▶ Extract to read
# Transitioning from MathProgBase

MathOptInterface is a replacement for MathProgBase.jl. However, it is not a direct replacement.

## Transitioning a solver interface

MathOptInterface is more extensive than MathProgBase which may make its implementation seem daunting at first. There are however numerous utilities in MathOptInterface that the simplify implementation process.

## Transitioning the high-level functions

MathOptInterface doesn't provide replacements for the high-level interfaces in MathProgBase. We recommend you use JuMP as a modeling interface instead.

Tip

If you haven't used JuMP before, start with the tutorial Getting started with JuMP

### linprog

Here is one way of transitioning from linprog:

using JuMP

function linprog(c, A, sense, b, l, u, solver)
N = length(c)
model = Model(solver)
@variable(model, l[i] <= x[i=1:N] <= u[i])
@objective(model, Min, c' * x)
eq_rows, ge_rows, le_rows = sense .== '=', sense .== '>', sense .== '<'
@constraint(model, A[eq_rows, :] * x .== b[eq_rows])
@constraint(model, A[ge_rows, :] * x .>= b[ge_rows])
@constraint(model, A[le_rows, :] * x .<= b[le_rows])
optimize!(model)
return (
status = termination_status(model),
objval = objective_value(model),
sol = value.(x)
)
end

### mixintprog

Here is one way of transitioning from mixintprog:

using JuMP

function mixintprog(c, A, rowlb, rowub, vartypes, lb, ub, solver)
N = length(c)
model = Model(solver)
@variable(model, lb[i] <= x[i=1:N] <= ub[i])
for i in 1:N
if vartypes[i] == :Bin
set_binary(x[i])
elseif vartypes[i] == :Int
set_integer(x[i])
end
end
@objective(model, Min, c' * x)

▶ Short task 1
In the transition guide, what is recommended as a modeling interface in place of MathProgBase's high-level interfaces?
▶ Short task 2
Summarize the transition guide in two sentences.
▶ Short task 3
Decide whether each statement agrees with the transition guide, answering yes or no and quoting the words that decide it.
(a) MathOptInterface is a direct replacement for MathProgBase.
(b) In the mixintprog function, a variable whose type is :Int is made an integer variable with set_integer.
(c) The linprog function maximizes its objective.

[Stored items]
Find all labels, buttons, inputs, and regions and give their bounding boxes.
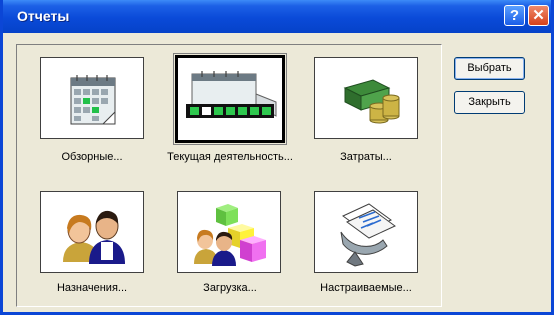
- tile-workload[interactable]: [177, 191, 281, 273]
- tile-workload-label: Загрузка...: [203, 282, 257, 294]
- title-bar: Отчеты ? ✕: [3, 0, 551, 33]
- people-assignments-icon: [63, 210, 125, 264]
- reports-dialog: Отчеты ? ✕ Обзорные... Текущая деятельно…: [0, 0, 554, 315]
- tile-current-activity[interactable]: [173, 53, 287, 145]
- custom-reports-icon: [340, 203, 396, 267]
- tile-overview-label: Обзорные...: [61, 151, 123, 163]
- costs-money-icon: [343, 79, 400, 124]
- close-button[interactable]: Закрыть: [454, 91, 525, 114]
- tile-custom-label: Настраиваемые...: [320, 282, 412, 294]
- tile-assignments[interactable]: [40, 191, 144, 273]
- select-button[interactable]: Выбрать: [454, 57, 525, 80]
- tile-costs[interactable]: [314, 57, 418, 139]
- tile-overview[interactable]: [40, 57, 144, 139]
- tile-custom[interactable]: [314, 191, 418, 273]
- tile-current-activity-label: Текущая деятельность...: [167, 151, 293, 163]
- dialog-title: Отчеты: [17, 8, 70, 24]
- close-window-button[interactable]: ✕: [528, 5, 549, 26]
- report-categories-panel: Обзорные... Текущая деятельность... Затр…: [16, 44, 442, 307]
- current-activity-icon: [186, 71, 277, 118]
- tile-costs-label: Затраты...: [340, 151, 392, 163]
- workload-blocks-icon: [194, 204, 266, 266]
- tile-assignments-label: Назначения...: [56, 282, 128, 294]
- help-button[interactable]: ?: [504, 5, 525, 26]
- calendar-overview-icon: [70, 75, 116, 125]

▶ Task response 1
JuMP.

▶ Task response 2
MathOptInterface replaces MathProgBase.jl but is not a direct replacement, and although it is more extensive, it includes numerous utilities for implementing a solver interface. It provides no replacements for MathProgBase's high-level interfaces, so the guide recommends JuMP and shows one way of transitioning from linprog and mixintprog with JuMP functions.

▶ Task response 3
(a) No: "However, it is not a direct replacement."
(b) Yes: "elseif vartypes[i] == :Int" followed by "set_integer(x[i])"
(c) No: "@objective(model, Min, c' * x)"